WRITTEN INSTRUCTION =
Give back the records below exactly, every one, with no pictures.

********************

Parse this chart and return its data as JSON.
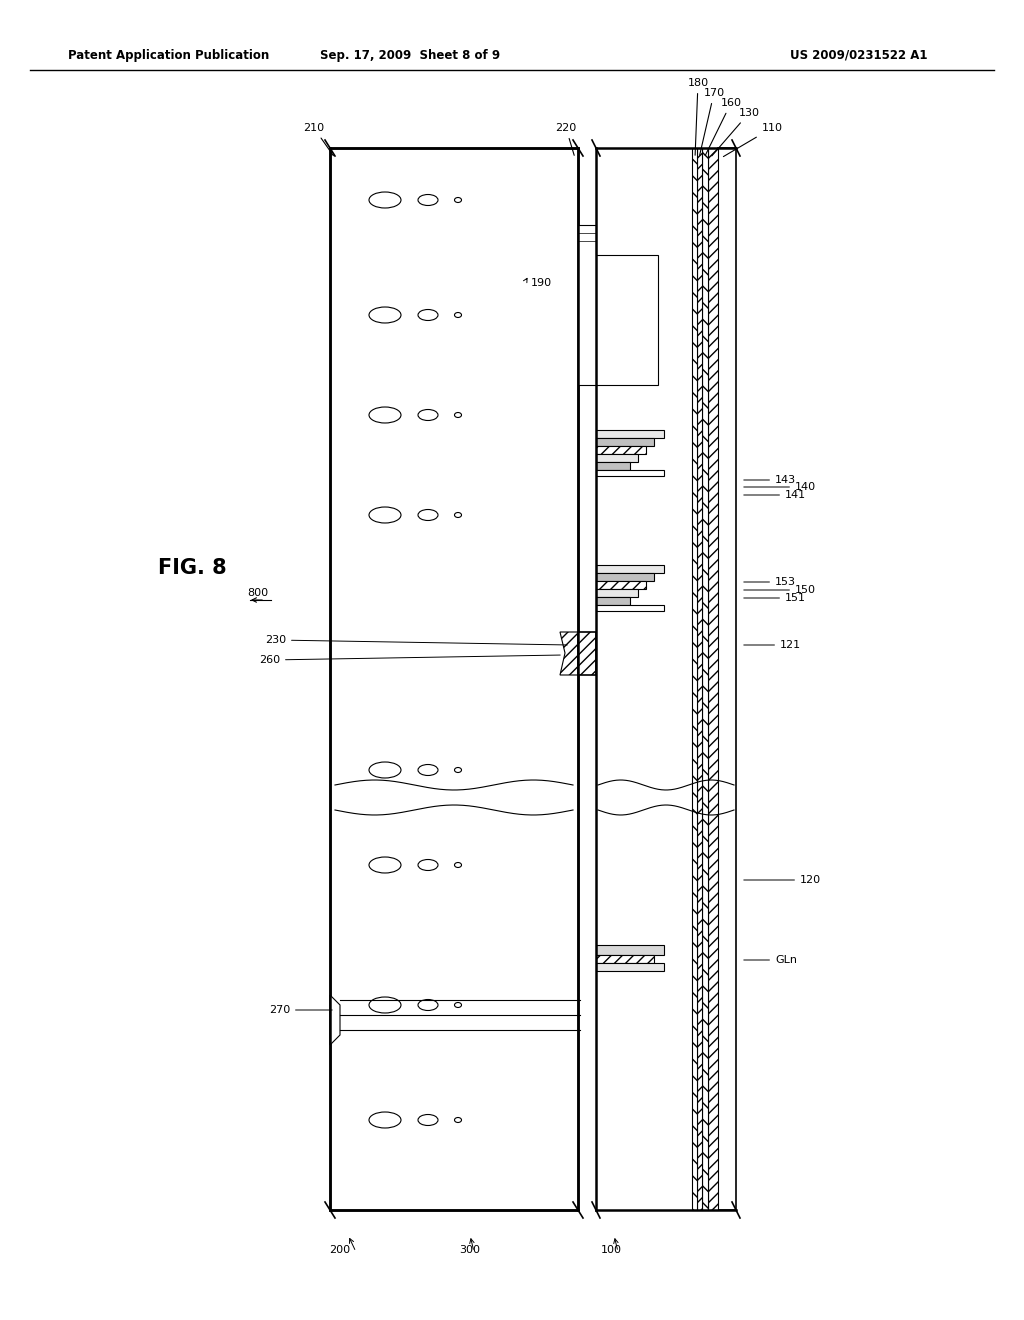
{
  "title_left": "Patent Application Publication",
  "title_mid": "Sep. 17, 2009  Sheet 8 of 9",
  "title_right": "US 2009/0231522 A1",
  "fig_label": "FIG. 8",
  "fig_number": "800",
  "bg_color": "#ffffff",
  "line_color": "#000000",
  "hatch_color": "#000000",
  "labels_top": [
    "210",
    "220",
    "180",
    "170",
    "160",
    "130",
    "110"
  ],
  "labels_right": [
    "143",
    "141",
    "140",
    "153",
    "150",
    "151",
    "121",
    "120",
    "GLn"
  ],
  "labels_left_mid": [
    "260",
    "230"
  ],
  "labels_left_bot": [
    "270"
  ],
  "labels_bottom": [
    "200",
    "300",
    "100"
  ]
}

********************

ANSWER FOR THIS EXERCISE =
Parse this chart and return its data as JSON.
{
  "title_left": "Patent Application Publication",
  "title_mid": "Sep. 17, 2009  Sheet 8 of 9",
  "title_right": "US 2009/0231522 A1",
  "fig_label": "FIG. 8",
  "fig_number": "800",
  "bg_color": "#ffffff",
  "line_color": "#000000",
  "hatch_color": "#000000",
  "labels_top": [
    "210",
    "220",
    "180",
    "170",
    "160",
    "130",
    "110"
  ],
  "labels_right": [
    "143",
    "141",
    "140",
    "153",
    "150",
    "151",
    "121",
    "120",
    "GLn"
  ],
  "labels_left_mid": [
    "260",
    "230"
  ],
  "labels_left_bot": [
    "270"
  ],
  "labels_bottom": [
    "200",
    "300",
    "100"
  ]
}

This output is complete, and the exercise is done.